Supplied records:
<<<<

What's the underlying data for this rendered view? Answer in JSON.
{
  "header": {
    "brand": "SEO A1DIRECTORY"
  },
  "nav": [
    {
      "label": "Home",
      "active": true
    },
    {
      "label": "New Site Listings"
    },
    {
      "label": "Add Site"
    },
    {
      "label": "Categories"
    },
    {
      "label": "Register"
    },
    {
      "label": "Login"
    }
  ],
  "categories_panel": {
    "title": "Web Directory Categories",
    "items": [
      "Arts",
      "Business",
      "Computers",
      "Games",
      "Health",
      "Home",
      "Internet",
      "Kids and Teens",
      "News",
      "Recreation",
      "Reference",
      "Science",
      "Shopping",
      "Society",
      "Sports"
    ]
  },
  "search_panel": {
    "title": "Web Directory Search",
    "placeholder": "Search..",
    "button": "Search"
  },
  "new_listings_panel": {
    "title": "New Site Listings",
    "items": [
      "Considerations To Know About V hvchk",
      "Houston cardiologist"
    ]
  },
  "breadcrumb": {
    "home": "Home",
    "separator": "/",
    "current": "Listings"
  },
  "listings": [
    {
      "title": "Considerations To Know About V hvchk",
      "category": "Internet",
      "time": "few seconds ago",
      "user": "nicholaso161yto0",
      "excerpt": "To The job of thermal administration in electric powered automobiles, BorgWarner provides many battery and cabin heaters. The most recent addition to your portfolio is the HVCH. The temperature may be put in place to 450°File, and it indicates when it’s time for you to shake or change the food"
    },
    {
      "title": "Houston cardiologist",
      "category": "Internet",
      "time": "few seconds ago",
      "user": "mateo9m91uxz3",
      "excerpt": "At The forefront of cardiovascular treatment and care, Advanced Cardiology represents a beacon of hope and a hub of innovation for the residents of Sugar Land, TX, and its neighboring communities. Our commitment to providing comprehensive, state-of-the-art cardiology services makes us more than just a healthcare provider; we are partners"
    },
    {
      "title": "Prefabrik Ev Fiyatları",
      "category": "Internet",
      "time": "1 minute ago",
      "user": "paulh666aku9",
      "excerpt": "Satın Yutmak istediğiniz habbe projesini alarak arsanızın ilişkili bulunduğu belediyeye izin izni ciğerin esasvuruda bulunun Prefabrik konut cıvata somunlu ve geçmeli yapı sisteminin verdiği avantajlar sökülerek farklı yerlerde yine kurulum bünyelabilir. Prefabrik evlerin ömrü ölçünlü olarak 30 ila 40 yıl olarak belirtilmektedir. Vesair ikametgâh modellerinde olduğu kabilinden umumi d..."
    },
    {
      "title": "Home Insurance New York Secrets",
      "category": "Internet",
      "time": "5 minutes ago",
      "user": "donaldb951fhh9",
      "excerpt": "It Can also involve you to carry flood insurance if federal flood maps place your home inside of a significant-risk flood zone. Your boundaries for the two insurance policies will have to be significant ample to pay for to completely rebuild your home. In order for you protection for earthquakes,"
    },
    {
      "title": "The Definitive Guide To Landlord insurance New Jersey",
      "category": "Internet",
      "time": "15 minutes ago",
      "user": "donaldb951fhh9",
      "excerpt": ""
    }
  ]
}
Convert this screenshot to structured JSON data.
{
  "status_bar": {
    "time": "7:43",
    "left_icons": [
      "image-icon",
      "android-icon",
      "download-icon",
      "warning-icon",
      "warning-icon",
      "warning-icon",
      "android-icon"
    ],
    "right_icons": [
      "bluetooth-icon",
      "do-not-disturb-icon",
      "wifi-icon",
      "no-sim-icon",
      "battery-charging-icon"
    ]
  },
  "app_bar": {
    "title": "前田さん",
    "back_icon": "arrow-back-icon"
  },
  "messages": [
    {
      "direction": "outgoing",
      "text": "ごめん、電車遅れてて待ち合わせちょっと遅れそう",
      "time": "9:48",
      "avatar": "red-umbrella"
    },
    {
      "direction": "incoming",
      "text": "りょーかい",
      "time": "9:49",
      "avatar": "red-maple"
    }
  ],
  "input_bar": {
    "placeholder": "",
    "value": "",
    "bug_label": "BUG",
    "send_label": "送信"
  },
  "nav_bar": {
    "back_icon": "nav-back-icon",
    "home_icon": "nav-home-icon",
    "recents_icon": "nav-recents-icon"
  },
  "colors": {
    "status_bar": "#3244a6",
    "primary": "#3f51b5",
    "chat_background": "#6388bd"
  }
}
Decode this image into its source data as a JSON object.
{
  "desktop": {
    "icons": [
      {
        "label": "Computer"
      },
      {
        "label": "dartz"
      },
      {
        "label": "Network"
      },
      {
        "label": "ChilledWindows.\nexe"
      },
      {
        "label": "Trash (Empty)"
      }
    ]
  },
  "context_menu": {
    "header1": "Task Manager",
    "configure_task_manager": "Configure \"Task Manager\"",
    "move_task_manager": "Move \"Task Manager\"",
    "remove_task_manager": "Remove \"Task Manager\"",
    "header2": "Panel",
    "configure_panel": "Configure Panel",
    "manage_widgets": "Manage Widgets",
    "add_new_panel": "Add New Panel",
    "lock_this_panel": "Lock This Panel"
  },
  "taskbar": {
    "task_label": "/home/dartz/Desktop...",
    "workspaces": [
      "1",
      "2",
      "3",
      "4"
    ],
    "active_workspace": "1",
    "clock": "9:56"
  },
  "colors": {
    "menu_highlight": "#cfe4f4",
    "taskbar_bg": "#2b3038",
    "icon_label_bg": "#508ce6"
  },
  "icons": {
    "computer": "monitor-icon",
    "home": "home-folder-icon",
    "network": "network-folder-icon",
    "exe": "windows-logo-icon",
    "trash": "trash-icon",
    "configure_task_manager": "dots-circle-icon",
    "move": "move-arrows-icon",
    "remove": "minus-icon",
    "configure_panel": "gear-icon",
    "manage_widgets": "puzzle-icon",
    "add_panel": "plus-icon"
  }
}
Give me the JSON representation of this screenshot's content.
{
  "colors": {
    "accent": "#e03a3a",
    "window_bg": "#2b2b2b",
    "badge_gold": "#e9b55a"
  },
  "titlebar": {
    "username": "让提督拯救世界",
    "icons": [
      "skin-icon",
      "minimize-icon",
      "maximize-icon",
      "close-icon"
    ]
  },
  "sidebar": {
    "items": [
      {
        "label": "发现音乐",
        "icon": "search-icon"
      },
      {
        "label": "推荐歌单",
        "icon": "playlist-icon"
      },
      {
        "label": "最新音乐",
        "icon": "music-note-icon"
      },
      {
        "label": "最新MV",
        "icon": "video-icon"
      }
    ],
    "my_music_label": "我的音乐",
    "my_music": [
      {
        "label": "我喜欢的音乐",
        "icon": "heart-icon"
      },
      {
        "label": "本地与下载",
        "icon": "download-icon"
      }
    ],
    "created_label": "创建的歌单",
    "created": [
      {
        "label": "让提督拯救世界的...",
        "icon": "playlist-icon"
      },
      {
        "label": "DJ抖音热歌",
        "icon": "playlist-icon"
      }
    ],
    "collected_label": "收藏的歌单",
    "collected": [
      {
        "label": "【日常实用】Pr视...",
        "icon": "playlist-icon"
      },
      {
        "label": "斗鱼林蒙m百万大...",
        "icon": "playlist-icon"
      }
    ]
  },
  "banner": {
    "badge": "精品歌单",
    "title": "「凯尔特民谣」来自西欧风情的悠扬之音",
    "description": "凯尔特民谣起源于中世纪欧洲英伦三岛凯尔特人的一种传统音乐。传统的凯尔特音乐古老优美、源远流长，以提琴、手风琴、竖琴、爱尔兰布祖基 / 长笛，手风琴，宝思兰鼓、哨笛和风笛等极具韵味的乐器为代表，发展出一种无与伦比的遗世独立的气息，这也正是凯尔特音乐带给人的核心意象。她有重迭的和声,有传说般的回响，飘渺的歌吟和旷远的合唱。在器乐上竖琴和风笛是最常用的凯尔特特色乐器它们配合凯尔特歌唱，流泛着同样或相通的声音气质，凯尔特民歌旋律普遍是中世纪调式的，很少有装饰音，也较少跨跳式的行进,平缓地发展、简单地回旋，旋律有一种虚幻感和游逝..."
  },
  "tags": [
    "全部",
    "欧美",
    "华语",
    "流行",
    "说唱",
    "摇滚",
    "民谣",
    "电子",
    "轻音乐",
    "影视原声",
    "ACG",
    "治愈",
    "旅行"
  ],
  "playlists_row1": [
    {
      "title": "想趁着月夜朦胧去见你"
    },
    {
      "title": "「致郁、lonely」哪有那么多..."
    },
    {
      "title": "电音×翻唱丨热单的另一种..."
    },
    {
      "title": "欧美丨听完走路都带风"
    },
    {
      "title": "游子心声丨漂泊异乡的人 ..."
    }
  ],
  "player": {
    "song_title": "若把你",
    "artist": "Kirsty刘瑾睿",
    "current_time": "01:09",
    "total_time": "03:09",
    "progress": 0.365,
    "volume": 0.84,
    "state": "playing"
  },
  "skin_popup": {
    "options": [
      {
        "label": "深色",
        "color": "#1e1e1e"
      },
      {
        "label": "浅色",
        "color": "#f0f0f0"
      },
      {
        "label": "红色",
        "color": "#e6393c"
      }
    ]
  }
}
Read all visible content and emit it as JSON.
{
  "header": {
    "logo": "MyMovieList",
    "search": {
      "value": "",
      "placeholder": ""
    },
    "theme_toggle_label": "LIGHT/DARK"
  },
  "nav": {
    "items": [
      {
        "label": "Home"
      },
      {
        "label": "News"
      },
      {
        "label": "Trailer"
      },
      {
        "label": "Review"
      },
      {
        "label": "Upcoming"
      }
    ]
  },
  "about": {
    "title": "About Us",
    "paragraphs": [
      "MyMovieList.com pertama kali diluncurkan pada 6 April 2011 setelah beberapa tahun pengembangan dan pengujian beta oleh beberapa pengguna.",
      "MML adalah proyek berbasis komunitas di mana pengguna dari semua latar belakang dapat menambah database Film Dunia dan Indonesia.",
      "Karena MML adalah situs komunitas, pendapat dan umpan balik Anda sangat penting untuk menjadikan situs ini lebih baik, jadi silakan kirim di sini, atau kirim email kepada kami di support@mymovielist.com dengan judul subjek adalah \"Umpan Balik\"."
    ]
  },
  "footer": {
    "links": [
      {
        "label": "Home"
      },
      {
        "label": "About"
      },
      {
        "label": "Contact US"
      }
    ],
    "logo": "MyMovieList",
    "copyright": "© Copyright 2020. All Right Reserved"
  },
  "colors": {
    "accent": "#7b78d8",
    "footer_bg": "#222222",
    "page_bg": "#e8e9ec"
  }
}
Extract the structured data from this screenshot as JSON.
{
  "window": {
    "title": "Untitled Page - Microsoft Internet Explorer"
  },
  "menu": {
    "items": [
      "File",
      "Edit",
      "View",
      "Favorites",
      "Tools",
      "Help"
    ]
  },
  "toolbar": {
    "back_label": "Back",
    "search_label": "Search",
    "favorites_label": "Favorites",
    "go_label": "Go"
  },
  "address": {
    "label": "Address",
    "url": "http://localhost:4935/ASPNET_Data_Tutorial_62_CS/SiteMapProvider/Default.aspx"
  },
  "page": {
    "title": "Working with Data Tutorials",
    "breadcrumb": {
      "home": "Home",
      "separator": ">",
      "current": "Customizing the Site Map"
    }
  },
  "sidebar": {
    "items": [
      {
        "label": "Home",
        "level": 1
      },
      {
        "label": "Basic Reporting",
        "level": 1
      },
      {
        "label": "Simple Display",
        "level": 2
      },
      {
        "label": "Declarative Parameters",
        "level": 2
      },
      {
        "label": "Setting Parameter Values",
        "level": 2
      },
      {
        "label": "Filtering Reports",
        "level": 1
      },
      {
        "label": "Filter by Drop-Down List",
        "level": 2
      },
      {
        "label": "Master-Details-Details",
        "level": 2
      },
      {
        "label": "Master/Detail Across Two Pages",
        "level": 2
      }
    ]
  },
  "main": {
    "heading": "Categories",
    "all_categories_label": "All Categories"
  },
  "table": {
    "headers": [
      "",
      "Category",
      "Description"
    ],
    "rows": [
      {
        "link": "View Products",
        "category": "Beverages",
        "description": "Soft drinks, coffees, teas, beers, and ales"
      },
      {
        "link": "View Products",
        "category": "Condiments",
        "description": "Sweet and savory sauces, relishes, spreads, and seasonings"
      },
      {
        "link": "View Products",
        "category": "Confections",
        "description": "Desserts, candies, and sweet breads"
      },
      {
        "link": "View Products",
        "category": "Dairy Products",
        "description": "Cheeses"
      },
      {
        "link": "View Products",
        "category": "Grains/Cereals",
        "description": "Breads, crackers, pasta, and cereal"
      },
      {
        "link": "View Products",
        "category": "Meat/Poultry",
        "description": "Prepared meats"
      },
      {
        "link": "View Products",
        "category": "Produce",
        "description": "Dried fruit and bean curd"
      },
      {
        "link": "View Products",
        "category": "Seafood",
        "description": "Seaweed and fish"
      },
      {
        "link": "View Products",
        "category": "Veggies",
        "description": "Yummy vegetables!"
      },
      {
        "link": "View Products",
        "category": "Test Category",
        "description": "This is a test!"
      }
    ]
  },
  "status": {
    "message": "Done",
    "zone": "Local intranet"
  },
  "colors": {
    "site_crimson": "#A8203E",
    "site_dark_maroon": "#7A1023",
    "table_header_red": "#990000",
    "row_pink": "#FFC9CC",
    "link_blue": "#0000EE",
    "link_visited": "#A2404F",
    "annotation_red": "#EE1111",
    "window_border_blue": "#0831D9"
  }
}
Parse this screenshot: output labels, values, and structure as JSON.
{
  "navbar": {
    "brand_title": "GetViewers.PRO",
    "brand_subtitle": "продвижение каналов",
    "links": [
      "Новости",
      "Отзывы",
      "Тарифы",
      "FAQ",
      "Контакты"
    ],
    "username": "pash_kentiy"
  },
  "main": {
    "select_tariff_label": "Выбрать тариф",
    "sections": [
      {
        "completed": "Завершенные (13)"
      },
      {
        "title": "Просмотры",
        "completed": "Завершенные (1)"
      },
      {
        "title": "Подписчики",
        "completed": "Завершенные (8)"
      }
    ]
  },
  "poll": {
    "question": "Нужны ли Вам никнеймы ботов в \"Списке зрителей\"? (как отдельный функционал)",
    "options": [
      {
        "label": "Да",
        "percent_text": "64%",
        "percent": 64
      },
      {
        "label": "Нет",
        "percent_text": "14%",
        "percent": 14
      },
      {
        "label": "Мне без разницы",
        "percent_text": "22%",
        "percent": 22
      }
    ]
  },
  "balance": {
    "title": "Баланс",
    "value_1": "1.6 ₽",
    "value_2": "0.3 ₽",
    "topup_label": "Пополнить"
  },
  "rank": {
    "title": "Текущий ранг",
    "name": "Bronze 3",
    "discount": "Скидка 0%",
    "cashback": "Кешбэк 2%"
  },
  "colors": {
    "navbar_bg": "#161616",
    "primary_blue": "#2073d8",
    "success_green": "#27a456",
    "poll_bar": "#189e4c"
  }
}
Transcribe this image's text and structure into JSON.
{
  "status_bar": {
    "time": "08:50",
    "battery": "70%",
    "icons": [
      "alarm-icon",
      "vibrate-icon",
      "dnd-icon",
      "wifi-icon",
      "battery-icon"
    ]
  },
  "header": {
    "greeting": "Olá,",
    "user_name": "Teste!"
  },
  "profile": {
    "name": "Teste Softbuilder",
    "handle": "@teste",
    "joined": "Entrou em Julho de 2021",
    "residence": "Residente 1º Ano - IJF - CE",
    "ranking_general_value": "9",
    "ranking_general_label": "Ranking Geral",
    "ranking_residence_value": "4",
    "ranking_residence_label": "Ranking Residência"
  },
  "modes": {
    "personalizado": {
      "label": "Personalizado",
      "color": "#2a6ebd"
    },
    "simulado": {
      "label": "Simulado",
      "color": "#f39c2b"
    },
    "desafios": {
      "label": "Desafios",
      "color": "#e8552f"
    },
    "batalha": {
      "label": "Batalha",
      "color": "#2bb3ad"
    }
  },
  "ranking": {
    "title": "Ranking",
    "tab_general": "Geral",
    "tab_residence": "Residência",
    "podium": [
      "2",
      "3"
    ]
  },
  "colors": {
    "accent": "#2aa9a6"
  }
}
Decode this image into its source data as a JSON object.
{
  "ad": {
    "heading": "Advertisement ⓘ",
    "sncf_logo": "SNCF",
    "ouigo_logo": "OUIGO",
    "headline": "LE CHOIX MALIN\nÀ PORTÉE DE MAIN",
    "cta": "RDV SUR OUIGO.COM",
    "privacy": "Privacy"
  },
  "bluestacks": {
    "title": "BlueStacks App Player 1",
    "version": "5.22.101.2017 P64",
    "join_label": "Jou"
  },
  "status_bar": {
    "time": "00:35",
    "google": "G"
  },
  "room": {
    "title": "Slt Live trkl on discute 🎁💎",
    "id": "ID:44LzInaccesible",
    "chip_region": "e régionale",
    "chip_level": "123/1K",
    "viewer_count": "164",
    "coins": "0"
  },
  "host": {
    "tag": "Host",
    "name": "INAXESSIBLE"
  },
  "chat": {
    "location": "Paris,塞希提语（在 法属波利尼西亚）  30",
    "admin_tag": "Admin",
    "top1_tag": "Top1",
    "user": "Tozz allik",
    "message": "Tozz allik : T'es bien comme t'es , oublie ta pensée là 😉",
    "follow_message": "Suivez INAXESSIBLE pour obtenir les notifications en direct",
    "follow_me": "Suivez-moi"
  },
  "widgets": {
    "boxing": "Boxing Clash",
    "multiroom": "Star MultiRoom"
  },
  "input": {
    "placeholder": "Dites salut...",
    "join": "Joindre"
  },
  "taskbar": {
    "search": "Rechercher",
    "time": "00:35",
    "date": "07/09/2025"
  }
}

>>>>

Short task: Pull out every line of the records above that contains the word "content".

Completed exercise:
Give me the JSON representation of this screenshot's content.
Read all visible content and emit it as JSON.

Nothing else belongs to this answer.